Text passage:
Reference pricing exposes cost variation, but doesn't save money
Although the practice of reference pricing helps emphasize the wide variation in medical costs, it doesn't actually decrease healthcare spending, according to a new report from the National Institute for Health Care Reform.
NIHCR simulated the impact of reference pricing for claims data on 528,000 consumers in 2011 by applying the price capping method to about one-third of those claims. It determined that reference pricing would only decrease costs by 5 percent, excluding the amount of money needed to actually operate the system.
The report also showed that NIHCR determined that reference pricing leads to complicated health plans that easily confuse consumers. That's partly because reference pricing success depends upon consumers' ability to compare prices and choose the lowest costs.
What's more, insurers have to invest significant analytical and financial resources to establish a reference pricing system.
Reference pricing is about "zeroing in on a piece of the health spending puzzle that is critical, the unreasonably high negotiated prices paid by health plans … but it's not going to get you there if you need to save a lot of money," report co-author Chapin White told Kaiser Health News.

Extracted records:
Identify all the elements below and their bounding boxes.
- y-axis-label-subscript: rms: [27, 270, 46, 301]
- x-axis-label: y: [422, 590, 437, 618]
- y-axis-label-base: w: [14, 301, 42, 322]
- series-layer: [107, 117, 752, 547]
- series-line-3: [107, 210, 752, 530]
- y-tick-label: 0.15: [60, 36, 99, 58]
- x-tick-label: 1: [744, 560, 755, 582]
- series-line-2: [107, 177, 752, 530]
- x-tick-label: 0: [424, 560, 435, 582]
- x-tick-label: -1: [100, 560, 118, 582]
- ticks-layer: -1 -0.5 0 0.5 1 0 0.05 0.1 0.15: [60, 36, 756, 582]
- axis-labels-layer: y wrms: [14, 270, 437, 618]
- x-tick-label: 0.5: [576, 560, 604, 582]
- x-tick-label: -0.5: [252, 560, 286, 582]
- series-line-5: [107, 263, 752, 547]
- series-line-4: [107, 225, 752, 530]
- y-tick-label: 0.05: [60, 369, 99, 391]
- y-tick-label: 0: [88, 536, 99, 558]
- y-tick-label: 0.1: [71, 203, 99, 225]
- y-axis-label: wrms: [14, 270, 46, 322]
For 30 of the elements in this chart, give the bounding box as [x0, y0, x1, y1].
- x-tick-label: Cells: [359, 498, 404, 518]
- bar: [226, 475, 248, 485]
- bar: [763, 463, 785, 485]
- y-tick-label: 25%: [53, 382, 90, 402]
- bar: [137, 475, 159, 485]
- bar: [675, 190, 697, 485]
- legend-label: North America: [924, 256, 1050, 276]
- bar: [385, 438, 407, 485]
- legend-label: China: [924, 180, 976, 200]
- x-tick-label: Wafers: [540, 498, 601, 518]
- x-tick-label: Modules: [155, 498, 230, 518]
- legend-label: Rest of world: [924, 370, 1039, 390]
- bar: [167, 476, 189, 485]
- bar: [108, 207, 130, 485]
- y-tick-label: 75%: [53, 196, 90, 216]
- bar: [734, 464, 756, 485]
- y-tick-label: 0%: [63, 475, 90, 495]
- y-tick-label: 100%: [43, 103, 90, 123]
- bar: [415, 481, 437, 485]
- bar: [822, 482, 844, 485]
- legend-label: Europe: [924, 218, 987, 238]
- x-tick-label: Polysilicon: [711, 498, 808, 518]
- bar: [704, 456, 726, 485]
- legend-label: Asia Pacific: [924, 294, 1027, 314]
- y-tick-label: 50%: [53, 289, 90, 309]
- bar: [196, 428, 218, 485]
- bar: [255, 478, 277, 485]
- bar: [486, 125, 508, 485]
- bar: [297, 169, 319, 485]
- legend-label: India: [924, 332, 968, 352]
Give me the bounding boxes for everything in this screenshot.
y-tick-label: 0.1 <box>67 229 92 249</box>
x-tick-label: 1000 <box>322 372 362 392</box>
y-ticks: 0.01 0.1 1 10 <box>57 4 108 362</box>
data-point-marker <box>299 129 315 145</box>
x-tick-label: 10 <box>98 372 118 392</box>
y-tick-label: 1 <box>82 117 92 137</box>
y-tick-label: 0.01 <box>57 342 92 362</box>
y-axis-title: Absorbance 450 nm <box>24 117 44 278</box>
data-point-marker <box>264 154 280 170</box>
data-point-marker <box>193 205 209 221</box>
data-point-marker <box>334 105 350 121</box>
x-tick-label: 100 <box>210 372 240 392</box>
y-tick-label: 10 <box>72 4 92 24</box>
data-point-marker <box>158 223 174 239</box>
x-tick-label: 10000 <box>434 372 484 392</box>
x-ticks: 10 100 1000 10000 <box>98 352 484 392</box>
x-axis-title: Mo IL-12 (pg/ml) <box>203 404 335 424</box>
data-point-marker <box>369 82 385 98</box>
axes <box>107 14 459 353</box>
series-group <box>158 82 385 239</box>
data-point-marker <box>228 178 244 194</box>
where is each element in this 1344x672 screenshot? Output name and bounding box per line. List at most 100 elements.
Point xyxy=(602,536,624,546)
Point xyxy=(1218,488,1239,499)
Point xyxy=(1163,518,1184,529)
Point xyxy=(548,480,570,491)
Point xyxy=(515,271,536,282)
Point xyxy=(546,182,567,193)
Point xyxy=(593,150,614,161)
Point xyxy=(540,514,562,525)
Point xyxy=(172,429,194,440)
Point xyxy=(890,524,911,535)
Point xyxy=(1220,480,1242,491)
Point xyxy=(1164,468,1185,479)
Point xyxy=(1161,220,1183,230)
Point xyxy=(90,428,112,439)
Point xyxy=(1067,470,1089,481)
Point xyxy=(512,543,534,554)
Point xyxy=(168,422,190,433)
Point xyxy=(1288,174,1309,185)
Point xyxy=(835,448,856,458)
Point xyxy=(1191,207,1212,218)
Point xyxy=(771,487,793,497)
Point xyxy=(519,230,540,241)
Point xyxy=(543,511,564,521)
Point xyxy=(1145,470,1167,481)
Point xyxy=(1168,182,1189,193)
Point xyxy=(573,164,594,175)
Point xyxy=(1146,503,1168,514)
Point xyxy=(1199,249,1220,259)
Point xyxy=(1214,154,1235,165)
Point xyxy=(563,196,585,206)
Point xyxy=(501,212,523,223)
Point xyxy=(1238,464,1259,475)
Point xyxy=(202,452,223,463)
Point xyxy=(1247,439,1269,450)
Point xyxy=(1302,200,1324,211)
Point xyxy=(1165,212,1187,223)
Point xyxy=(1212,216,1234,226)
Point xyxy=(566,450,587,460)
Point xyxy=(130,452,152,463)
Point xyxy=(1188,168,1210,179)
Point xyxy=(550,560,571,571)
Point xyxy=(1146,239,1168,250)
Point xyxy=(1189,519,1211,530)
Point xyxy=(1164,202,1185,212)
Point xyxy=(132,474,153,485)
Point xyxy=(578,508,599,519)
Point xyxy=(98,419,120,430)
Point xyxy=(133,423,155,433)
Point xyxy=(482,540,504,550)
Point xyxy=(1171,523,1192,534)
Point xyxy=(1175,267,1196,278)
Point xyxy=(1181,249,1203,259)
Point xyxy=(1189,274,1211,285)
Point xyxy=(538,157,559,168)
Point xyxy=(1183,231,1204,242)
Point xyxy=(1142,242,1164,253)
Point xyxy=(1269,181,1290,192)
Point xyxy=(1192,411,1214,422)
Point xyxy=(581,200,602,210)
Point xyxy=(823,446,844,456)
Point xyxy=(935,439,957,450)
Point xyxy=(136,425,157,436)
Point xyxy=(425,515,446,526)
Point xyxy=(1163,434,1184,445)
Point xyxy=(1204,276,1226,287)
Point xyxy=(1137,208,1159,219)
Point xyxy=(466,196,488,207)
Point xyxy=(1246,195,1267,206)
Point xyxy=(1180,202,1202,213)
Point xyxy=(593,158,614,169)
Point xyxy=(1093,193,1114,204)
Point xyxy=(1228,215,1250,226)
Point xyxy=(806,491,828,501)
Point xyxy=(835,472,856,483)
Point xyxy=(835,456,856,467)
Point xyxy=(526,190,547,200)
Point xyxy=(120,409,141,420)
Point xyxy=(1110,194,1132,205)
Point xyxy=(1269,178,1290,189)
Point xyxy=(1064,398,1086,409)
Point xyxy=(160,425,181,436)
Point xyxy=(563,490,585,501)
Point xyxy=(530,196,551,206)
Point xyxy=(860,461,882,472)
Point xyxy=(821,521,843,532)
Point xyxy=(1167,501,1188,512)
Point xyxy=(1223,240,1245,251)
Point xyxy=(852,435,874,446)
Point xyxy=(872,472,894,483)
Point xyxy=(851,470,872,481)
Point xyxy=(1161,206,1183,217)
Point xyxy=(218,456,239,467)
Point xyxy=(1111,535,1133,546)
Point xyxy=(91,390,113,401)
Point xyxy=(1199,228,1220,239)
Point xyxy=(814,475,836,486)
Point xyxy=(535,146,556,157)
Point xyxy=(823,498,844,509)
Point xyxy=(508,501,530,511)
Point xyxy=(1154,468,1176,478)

Questions to answer:
1 - List every number, year, fraction, and percentage given in the article on reference pricing.
2 - Continue the article on reference pricing from its final sentence.
The records have nothing to do with the reference pricing article.

Task answers:
1 - 528,000 (consumers); 2011; one-third (of the claims); 5 percent

2 -
The reference pricing method became a more common approach to lowering costs after the California Public Employees' Retirement System (CalPERS) saved $5.5 million in two years by capping hip and knee replacement procedures. The average price for those surgeries fell 26 percent, amounting to a $9,000-per-procedure savings, FierceHealthPayer previously reported.
But the report authors suggest that instead of using reference pricing, insurers should be investigating how providers determine their charges and work to negotiate better rates. "Health plans should never have entered into contracts with hospitals where they pay more than $30,000 for inpatient hip and knee transplants," White said.